**EXERCISE OBJECTIVE**
Filter the lines below, copying only those with the string "ylabel".
Start of INPUT FOR THIS TASK
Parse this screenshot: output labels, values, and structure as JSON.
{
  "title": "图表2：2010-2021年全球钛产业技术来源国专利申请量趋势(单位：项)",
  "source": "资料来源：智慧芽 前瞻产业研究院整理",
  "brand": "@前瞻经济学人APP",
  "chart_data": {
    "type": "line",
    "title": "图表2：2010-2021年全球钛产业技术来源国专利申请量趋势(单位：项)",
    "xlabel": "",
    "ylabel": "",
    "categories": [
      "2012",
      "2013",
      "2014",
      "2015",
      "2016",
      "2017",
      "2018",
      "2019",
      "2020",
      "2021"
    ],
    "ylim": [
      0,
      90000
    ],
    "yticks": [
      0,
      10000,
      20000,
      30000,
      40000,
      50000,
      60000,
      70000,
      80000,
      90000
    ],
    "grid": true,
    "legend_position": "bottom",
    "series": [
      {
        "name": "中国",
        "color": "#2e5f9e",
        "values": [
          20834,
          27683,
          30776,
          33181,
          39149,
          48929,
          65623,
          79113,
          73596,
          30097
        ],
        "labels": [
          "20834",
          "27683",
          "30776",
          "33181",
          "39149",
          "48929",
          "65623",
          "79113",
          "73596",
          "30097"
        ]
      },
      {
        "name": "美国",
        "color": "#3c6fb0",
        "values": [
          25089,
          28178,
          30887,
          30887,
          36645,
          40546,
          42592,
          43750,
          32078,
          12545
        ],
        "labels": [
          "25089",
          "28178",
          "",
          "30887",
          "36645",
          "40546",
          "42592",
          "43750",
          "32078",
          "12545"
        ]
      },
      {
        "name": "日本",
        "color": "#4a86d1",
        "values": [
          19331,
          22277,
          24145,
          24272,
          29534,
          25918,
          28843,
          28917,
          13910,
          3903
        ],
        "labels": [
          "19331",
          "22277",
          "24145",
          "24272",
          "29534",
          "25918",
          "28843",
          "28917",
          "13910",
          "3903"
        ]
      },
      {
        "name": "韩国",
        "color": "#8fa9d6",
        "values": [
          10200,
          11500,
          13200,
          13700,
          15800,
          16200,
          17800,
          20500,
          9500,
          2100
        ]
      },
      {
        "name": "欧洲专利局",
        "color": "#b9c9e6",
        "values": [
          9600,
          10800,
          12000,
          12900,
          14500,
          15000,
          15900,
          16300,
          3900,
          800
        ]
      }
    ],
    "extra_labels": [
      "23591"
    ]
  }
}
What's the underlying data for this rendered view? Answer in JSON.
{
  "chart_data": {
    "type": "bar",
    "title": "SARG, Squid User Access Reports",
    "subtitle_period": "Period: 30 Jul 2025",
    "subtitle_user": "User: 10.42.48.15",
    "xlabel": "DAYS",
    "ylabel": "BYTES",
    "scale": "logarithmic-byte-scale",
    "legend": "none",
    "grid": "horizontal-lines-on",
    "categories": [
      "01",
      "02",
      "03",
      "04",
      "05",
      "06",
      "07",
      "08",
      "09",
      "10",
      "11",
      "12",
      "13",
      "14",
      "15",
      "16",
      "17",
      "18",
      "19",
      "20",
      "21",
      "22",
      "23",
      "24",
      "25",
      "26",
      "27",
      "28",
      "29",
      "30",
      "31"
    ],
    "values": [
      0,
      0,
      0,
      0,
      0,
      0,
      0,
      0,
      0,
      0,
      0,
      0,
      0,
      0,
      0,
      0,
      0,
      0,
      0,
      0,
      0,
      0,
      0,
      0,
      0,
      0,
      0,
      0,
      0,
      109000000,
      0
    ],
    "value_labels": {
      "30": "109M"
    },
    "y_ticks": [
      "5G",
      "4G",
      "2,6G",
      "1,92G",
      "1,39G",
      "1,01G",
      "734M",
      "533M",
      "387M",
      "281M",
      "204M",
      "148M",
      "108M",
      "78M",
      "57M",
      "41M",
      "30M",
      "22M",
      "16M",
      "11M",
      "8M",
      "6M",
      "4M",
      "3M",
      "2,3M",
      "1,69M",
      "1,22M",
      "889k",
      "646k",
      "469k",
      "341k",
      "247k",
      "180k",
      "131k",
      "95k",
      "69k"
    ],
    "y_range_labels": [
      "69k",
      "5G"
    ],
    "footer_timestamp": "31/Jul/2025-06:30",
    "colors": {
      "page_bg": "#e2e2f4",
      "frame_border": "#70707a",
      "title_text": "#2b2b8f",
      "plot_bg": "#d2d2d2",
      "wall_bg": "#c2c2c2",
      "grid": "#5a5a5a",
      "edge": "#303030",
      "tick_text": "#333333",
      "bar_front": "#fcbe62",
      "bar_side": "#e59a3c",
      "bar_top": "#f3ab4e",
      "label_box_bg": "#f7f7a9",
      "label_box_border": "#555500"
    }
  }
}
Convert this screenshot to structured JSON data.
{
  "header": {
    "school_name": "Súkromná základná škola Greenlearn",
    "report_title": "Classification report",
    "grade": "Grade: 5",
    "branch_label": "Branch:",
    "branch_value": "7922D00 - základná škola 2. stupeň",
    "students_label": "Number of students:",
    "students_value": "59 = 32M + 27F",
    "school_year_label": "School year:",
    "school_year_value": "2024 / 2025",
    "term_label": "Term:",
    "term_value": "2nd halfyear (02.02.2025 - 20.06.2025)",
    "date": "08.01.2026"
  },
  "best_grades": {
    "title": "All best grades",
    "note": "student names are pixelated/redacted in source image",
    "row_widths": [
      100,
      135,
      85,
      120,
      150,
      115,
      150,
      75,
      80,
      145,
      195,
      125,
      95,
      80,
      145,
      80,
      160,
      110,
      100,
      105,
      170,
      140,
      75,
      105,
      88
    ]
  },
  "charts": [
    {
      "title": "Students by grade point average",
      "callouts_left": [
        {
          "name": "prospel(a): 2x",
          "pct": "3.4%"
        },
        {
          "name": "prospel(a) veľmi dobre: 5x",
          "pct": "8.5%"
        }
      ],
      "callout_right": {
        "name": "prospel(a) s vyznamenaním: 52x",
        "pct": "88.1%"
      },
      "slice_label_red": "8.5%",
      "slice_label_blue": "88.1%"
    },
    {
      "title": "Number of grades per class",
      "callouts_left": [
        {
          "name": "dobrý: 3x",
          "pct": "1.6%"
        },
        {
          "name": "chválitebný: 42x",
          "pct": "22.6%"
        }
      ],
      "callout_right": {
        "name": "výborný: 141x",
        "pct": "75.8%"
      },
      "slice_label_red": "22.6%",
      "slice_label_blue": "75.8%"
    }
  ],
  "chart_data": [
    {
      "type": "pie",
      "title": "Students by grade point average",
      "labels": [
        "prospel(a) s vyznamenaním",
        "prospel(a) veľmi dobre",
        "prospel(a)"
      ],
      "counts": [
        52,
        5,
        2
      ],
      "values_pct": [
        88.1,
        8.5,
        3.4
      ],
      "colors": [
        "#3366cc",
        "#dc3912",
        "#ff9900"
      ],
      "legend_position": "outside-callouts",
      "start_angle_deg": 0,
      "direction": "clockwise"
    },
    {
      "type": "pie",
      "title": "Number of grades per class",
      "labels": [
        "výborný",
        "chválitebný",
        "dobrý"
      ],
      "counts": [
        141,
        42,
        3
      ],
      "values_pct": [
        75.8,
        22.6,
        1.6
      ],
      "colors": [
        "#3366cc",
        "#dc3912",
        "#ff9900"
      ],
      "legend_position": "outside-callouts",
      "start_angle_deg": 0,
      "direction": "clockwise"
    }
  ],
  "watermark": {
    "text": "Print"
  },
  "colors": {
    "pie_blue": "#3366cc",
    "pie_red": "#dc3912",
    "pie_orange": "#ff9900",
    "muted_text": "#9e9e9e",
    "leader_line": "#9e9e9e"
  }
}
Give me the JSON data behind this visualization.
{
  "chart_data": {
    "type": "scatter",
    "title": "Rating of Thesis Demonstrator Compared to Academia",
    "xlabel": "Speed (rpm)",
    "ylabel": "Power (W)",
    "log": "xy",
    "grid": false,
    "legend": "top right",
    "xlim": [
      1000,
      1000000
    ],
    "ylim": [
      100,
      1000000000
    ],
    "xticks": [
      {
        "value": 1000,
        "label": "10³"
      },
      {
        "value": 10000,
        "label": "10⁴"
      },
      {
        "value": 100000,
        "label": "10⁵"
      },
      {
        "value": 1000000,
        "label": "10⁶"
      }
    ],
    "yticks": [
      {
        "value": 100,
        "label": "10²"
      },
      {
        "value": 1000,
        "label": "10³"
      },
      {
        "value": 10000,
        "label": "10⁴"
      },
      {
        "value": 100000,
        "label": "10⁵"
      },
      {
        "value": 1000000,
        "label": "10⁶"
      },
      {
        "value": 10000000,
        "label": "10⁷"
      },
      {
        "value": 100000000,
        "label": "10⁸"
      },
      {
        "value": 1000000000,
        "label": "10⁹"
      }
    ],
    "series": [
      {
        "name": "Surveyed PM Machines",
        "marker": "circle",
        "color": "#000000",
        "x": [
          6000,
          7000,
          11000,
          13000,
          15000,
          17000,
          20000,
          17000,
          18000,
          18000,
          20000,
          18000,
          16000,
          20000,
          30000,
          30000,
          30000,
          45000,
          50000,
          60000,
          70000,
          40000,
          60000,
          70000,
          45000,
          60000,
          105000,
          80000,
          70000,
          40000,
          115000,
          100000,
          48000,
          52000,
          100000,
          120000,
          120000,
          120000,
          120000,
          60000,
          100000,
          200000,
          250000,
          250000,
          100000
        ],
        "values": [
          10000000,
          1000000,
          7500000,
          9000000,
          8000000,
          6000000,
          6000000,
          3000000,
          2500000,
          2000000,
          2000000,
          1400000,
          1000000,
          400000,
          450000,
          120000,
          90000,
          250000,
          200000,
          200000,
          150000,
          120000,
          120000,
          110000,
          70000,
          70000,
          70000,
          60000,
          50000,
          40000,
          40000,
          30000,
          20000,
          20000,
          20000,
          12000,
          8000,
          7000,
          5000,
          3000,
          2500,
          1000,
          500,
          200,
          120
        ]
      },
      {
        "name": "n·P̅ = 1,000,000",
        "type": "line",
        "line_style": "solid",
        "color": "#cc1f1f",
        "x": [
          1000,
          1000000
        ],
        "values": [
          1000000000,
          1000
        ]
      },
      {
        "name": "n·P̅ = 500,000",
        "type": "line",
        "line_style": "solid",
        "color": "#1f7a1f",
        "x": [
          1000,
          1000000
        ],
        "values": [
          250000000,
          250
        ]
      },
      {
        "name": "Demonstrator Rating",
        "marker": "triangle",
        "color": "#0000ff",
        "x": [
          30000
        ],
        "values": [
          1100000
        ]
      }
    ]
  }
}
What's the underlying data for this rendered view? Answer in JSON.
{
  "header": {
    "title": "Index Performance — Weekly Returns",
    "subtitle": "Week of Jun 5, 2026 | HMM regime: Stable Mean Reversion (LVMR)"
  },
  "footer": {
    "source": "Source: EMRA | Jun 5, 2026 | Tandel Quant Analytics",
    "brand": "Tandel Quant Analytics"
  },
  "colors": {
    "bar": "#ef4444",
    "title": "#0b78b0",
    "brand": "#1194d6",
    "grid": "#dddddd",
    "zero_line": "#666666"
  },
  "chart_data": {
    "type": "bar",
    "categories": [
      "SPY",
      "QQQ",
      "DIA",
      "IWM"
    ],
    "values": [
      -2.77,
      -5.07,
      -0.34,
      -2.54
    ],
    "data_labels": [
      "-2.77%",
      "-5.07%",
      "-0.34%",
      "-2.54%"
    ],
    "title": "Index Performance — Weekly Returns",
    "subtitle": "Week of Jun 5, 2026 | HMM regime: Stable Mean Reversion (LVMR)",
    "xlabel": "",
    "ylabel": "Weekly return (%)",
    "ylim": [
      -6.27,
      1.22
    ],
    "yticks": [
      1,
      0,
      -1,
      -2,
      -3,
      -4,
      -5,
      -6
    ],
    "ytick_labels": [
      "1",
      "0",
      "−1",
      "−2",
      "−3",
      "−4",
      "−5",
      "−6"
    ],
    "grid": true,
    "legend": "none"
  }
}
End of INPUT FOR THIS TASK
**EXERCISE OUTPUT**
    "ylabel": "",
    "ylabel": "BYTES",
    "ylabel": "Power (W)",
    "ylabel": "Weekly return (%)",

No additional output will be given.